— START OF RECORD EXCERPTS —

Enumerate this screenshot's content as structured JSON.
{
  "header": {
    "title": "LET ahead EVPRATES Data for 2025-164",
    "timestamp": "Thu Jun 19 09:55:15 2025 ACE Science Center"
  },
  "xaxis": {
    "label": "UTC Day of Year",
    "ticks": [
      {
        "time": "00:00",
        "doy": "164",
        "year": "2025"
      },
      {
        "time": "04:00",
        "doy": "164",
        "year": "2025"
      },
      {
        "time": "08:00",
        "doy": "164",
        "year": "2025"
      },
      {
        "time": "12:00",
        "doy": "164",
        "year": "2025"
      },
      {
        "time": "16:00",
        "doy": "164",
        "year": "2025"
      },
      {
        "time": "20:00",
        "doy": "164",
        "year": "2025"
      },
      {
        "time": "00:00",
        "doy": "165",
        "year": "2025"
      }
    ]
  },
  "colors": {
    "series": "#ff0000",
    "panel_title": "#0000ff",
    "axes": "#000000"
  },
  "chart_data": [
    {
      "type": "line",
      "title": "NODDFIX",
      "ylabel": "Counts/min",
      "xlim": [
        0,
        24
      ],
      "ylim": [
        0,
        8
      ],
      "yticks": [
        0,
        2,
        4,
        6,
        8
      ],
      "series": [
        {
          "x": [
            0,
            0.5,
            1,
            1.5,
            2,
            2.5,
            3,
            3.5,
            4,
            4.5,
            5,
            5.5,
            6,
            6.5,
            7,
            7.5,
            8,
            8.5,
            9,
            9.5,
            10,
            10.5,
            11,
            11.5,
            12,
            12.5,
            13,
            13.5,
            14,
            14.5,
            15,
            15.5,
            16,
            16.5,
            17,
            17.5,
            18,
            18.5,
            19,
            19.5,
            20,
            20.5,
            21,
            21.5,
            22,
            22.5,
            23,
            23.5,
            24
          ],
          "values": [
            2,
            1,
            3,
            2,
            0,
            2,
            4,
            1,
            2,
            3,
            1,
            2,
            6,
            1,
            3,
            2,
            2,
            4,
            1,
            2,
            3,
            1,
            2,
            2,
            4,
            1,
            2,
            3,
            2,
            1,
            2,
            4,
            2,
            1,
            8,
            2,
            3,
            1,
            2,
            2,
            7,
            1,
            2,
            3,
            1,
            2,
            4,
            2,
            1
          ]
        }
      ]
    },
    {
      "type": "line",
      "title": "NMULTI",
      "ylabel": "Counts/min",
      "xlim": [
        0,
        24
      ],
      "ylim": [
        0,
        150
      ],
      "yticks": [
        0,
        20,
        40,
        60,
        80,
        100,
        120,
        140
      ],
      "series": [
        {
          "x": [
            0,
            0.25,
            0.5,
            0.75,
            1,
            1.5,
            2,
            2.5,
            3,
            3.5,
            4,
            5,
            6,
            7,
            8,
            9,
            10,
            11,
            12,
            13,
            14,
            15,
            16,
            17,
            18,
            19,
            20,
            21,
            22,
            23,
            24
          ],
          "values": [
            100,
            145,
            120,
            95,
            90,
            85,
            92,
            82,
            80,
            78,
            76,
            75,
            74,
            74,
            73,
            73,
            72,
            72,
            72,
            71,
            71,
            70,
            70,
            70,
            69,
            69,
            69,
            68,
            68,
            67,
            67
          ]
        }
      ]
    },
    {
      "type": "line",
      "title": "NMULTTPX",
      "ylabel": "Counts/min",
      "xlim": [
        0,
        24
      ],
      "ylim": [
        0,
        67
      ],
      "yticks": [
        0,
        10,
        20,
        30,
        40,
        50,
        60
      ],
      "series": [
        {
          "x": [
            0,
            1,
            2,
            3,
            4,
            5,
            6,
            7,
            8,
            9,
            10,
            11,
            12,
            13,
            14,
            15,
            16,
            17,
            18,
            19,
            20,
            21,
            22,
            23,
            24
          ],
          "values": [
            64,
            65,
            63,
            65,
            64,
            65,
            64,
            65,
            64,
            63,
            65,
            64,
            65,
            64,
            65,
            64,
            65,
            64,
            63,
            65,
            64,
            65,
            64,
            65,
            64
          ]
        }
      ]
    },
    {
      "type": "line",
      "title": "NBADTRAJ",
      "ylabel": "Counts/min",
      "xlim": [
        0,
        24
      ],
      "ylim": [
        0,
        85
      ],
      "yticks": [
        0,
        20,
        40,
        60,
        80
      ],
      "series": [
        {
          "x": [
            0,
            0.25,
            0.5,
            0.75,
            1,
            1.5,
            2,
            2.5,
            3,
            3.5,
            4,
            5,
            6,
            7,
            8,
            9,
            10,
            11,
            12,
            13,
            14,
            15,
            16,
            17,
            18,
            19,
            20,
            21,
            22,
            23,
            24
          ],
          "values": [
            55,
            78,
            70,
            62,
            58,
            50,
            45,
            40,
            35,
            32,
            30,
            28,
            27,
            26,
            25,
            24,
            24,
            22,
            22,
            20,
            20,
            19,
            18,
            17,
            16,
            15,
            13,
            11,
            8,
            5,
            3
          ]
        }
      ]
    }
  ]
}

— END OF RECORD EXCERPTS —

Give all the records again. Match them exactly.

- FULL OUTPUT
Enumerate this screenshot's content as structured JSON.
{
  "header": {
    "title": "LET ahead EVPRATES Data for 2025-164",
    "timestamp": "Thu Jun 19 09:55:15 2025 ACE Science Center"
  },
  "xaxis": {
    "label": "UTC Day of Year",
    "ticks": [
      {
        "time": "00:00",
        "doy": "164",
        "year": "2025"
      },
      {
        "time": "04:00",
        "doy": "164",
        "year": "2025"
      },
      {
        "time": "08:00",
        "doy": "164",
        "year": "2025"
      },
      {
        "time": "12:00",
        "doy": "164",
        "year": "2025"
      },
      {
        "time": "16:00",
        "doy": "164",
        "year": "2025"
      },
      {
        "time": "20:00",
        "doy": "164",
        "year": "2025"
      },
      {
        "time": "00:00",
        "doy": "165",
        "year": "2025"
      }
    ]
  },
  "colors": {
    "series": "#ff0000",
    "panel_title": "#0000ff",
    "axes": "#000000"
  },
  "chart_data": [
    {
      "type": "line",
      "title": "NODDFIX",
      "ylabel": "Counts/min",
      "xlim": [
        0,
        24
      ],
      "ylim": [
        0,
        8
      ],
      "yticks": [
        0,
        2,
        4,
        6,
        8
      ],
      "series": [
        {
          "x": [
            0,
            0.5,
            1,
            1.5,
            2,
            2.5,
            3,
            3.5,
            4,
            4.5,
            5,
            5.5,
            6,
            6.5,
            7,
            7.5,
            8,
            8.5,
            9,
            9.5,
            10,
            10.5,
            11,
            11.5,
            12,
            12.5,
            13,
            13.5,
            14,
            14.5,
            15,
            15.5,
            16,
            16.5,
            17,
            17.5,
            18,
            18.5,
            19,
            19.5,
            20,
            20.5,
            21,
            21.5,
            22,
            22.5,
            23,
            23.5,
            24
          ],
          "values": [
            2,
            1,
            3,
            2,
            0,
            2,
            4,
            1,
            2,
            3,
            1,
            2,
            6,
            1,
            3,
            2,
            2,
            4,
            1,
            2,
            3,
            1,
            2,
            2,
            4,
            1,
            2,
            3,
            2,
            1,
            2,
            4,
            2,
            1,
            8,
            2,
            3,
            1,
            2,
            2,
            7,
            1,
            2,
            3,
            1,
            2,
            4,
            2,
            1
          ]
        }
      ]
    },
    {
      "type": "line",
      "title": "NMULTI",
      "ylabel": "Counts/min",
      "xlim": [
        0,
        24
      ],
      "ylim": [
        0,
        150
      ],
      "yticks": [
        0,
        20,
        40,
        60,
        80,
        100,
        120,
        140
      ],
      "series": [
        {
          "x": [
            0,
            0.25,
            0.5,
            0.75,
            1,
            1.5,
            2,
            2.5,
            3,
            3.5,
            4,
            5,
            6,
            7,
            8,
            9,
            10,
            11,
            12,
            13,
            14,
            15,
            16,
            17,
            18,
            19,
            20,
            21,
            22,
            23,
            24
          ],
          "values": [
            100,
            145,
            120,
            95,
            90,
            85,
            92,
            82,
            80,
            78,
            76,
            75,
            74,
            74,
            73,
            73,
            72,
            72,
            72,
            71,
            71,
            70,
            70,
            70,
            69,
            69,
            69,
            68,
            68,
            67,
            67
          ]
        }
      ]
    },
    {
      "type": "line",
      "title": "NMULTTPX",
      "ylabel": "Counts/min",
      "xlim": [
        0,
        24
      ],
      "ylim": [
        0,
        67
      ],
      "yticks": [
        0,
        10,
        20,
        30,
        40,
        50,
        60
      ],
      "series": [
        {
          "x": [
            0,
            1,
            2,
            3,
            4,
            5,
            6,
            7,
            8,
            9,
            10,
            11,
            12,
            13,
            14,
            15,
            16,
            17,
            18,
            19,
            20,
            21,
            22,
            23,
            24
          ],
          "values": [
            64,
            65,
            63,
            65,
            64,
            65,
            64,
            65,
            64,
            63,
            65,
            64,
            65,
            64,
            65,
            64,
            65,
            64,
            63,
            65,
            64,
            65,
            64,
            65,
            64
          ]
        }
      ]
    },
    {
      "type": "line",
      "title": "NBADTRAJ",
      "ylabel": "Counts/min",
      "xlim": [
        0,
        24
      ],
      "ylim": [
        0,
        85
      ],
      "yticks": [
        0,
        20,
        40,
        60,
        80
      ],
      "series": [
        {
          "x": [
            0,
            0.25,
            0.5,
            0.75,
            1,
            1.5,
            2,
            2.5,
            3,
            3.5,
            4,
            5,
            6,
            7,
            8,
            9,
            10,
            11,
            12,
            13,
            14,
            15,
            16,
            17,
            18,
            19,
            20,
            21,
            22,
            23,
            24
          ],
          "values": [
            55,
            78,
            70,
            62,
            58,
            50,
            45,
            40,
            35,
            32,
            30,
            28,
            27,
            26,
            25,
            24,
            24,
            22,
            22,
            20,
            20,
            19,
            18,
            17,
            16,
            15,
            13,
            11,
            8,
            5,
            3
          ]
        }
      ]
    }
  ]
}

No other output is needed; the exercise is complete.